**Document passage**:
•••

# Switchable indoor/outdoor dryer vent for winter/summer?



## curls00 (Jul 12, 2007)

I was at a hardware store today and while looking for a replacement flapper for my outdoor dryer vent, I noticed two similar products that are basically made to reuse humidity and warm air from an electric dryer exhaust and direct it back into the house.

I immediately thought this might pose a mold problem, but then remembered that it's _prolonged_ moisture in an area that facilitates mold growth. That being said, in the 3 or 4 coldest winter months of the year here in Ottawa, the humidity in my house gets below 10% relative humidity. In my previous home which was 1/3 the size, we had a whole-home humidifier that ran 24/7 and still didn't get the humidity up enough to be comfortable on the coolest days of the year... so I don't want to invest in another one for this new house as my one and only experience has been poor (and it was supposedly a good flow-through kind).

Our lint-trap works extremely well and I have never seen any signs of lint around the mesh screen blocking pests from entering the exhaust vent outside.

Assuming I ONLY redirect the exhaust indoors for maybe the coldest days of the year, would this be advisable? The other 9-10 months it would be directed outdoors as normal.

•••

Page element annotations
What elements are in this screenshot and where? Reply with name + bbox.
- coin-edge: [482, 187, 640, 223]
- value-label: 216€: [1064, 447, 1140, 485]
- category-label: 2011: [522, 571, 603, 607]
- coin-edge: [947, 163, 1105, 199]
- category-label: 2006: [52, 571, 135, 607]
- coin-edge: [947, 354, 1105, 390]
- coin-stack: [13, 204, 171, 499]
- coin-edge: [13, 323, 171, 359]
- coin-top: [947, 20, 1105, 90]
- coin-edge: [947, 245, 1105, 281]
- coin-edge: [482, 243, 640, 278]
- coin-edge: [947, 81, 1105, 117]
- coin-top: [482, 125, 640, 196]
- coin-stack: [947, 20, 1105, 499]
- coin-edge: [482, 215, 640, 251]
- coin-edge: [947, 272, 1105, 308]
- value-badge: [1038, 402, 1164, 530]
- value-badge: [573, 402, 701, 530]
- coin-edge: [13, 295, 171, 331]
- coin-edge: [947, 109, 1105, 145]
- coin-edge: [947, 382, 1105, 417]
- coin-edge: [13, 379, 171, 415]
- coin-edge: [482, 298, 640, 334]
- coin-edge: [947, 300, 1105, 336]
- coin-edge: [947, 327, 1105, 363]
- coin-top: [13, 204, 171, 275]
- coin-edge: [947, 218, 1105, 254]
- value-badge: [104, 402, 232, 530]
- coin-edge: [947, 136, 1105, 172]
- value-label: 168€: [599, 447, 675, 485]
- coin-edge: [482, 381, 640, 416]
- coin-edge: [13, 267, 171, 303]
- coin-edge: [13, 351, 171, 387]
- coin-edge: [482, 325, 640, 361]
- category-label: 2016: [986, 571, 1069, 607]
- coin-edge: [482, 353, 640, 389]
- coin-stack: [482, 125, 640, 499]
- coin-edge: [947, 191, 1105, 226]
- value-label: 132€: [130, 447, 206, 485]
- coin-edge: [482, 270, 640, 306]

•••

**What needs to be done**:
Answer these questions about the dryer vent post:
1. In what city does the poster live?
2. Below what relative humidity does the poster's house fall in the coldest winter months?
3. For how many months of the year would the exhaust be directed outdoors as normal?
The records aren't needed.

**Solved problem**:
1. Ottawa
2. 10%
3. 9 to 10 months